-- start PROVIDED MATERIAL --
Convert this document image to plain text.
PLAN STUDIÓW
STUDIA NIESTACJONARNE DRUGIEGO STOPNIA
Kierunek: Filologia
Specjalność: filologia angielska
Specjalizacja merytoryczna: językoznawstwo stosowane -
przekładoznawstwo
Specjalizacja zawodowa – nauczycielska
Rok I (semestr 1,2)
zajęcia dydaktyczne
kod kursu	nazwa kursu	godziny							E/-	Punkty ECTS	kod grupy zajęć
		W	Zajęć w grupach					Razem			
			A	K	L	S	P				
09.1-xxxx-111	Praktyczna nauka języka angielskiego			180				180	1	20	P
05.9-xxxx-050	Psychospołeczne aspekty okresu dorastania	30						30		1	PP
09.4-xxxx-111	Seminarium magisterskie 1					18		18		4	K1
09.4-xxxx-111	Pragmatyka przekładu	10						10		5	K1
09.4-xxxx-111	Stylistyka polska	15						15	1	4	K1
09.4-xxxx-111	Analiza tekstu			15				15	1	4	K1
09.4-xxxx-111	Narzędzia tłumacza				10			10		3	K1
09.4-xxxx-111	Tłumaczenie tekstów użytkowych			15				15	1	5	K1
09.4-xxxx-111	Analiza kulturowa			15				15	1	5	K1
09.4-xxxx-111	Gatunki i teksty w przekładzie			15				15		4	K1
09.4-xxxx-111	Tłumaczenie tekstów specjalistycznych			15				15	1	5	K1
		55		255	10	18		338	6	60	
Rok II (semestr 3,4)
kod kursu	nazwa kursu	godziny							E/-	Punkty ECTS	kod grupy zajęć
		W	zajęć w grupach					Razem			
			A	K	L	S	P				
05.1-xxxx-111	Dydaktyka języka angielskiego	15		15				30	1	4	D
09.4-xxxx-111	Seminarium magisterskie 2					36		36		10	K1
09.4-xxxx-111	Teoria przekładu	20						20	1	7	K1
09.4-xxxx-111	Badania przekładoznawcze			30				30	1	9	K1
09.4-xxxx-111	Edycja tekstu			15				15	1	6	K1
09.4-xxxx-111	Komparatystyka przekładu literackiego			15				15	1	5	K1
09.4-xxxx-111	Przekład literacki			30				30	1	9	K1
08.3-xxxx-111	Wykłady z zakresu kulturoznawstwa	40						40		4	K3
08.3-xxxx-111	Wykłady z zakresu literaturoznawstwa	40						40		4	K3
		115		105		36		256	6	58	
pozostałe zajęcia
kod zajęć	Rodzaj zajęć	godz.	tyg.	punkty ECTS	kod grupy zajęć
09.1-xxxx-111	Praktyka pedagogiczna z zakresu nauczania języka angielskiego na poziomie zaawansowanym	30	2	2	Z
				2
-- end PROVIDED MATERIAL --
Produce an exact copy of the whole listing.

■ TASK ANSWER
Convert this document image to plain text.
PLAN STUDIÓW
STUDIA NIESTACJONARNE DRUGIEGO STOPNIA
Kierunek: Filologia
Specjalność: filologia angielska
Specjalizacja merytoryczna: językoznawstwo stosowane -
przekładoznawstwo
Specjalizacja zawodowa – nauczycielska
Rok I (semestr 1,2)
zajęcia dydaktyczne
kod kursu	nazwa kursu	godziny							E/-	Punkty ECTS	kod grupy zajęć
		W	Zajęć w grupach					Razem			
			A	K	L	S	P				
09.1-xxxx-111	Praktyczna nauka języka angielskiego			180				180	1	20	P
05.9-xxxx-050	Psychospołeczne aspekty okresu dorastania	30						30		1	PP
09.4-xxxx-111	Seminarium magisterskie 1					18		18		4	K1
09.4-xxxx-111	Pragmatyka przekładu	10						10		5	K1
09.4-xxxx-111	Stylistyka polska	15						15	1	4	K1
09.4-xxxx-111	Analiza tekstu			15				15	1	4	K1
09.4-xxxx-111	Narzędzia tłumacza				10			10		3	K1
09.4-xxxx-111	Tłumaczenie tekstów użytkowych			15				15	1	5	K1
09.4-xxxx-111	Analiza kulturowa			15				15	1	5	K1
09.4-xxxx-111	Gatunki i teksty w przekładzie			15				15		4	K1
09.4-xxxx-111	Tłumaczenie tekstów specjalistycznych			15				15	1	5	K1
		55		255	10	18		338	6	60	
Rok II (semestr 3,4)
kod kursu	nazwa kursu	godziny							E/-	Punkty ECTS	kod grupy zajęć
		W	zajęć w grupach					Razem			
			A	K	L	S	P				
05.1-xxxx-111	Dydaktyka języka angielskiego	15		15				30	1	4	D
09.4-xxxx-111	Seminarium magisterskie 2					36		36		10	K1
09.4-xxxx-111	Teoria przekładu	20						20	1	7	K1
09.4-xxxx-111	Badania przekładoznawcze			30				30	1	9	K1
09.4-xxxx-111	Edycja tekstu			15				15	1	6	K1
09.4-xxxx-111	Komparatystyka przekładu literackiego			15				15	1	5	K1
09.4-xxxx-111	Przekład literacki			30				30	1	9	K1
08.3-xxxx-111	Wykłady z zakresu kulturoznawstwa	40						40		4	K3
08.3-xxxx-111	Wykłady z zakresu literaturoznawstwa	40						40		4	K3
		115		105		36		256	6	58	
pozostałe zajęcia
kod zajęć	Rodzaj zajęć	godz.	tyg.	punkty ECTS	kod grupy zajęć
09.1-xxxx-111	Praktyka pedagogiczna z zakresu nauczania języka angielskiego na poziomie zaawansowanym	30	2	2	Z
				2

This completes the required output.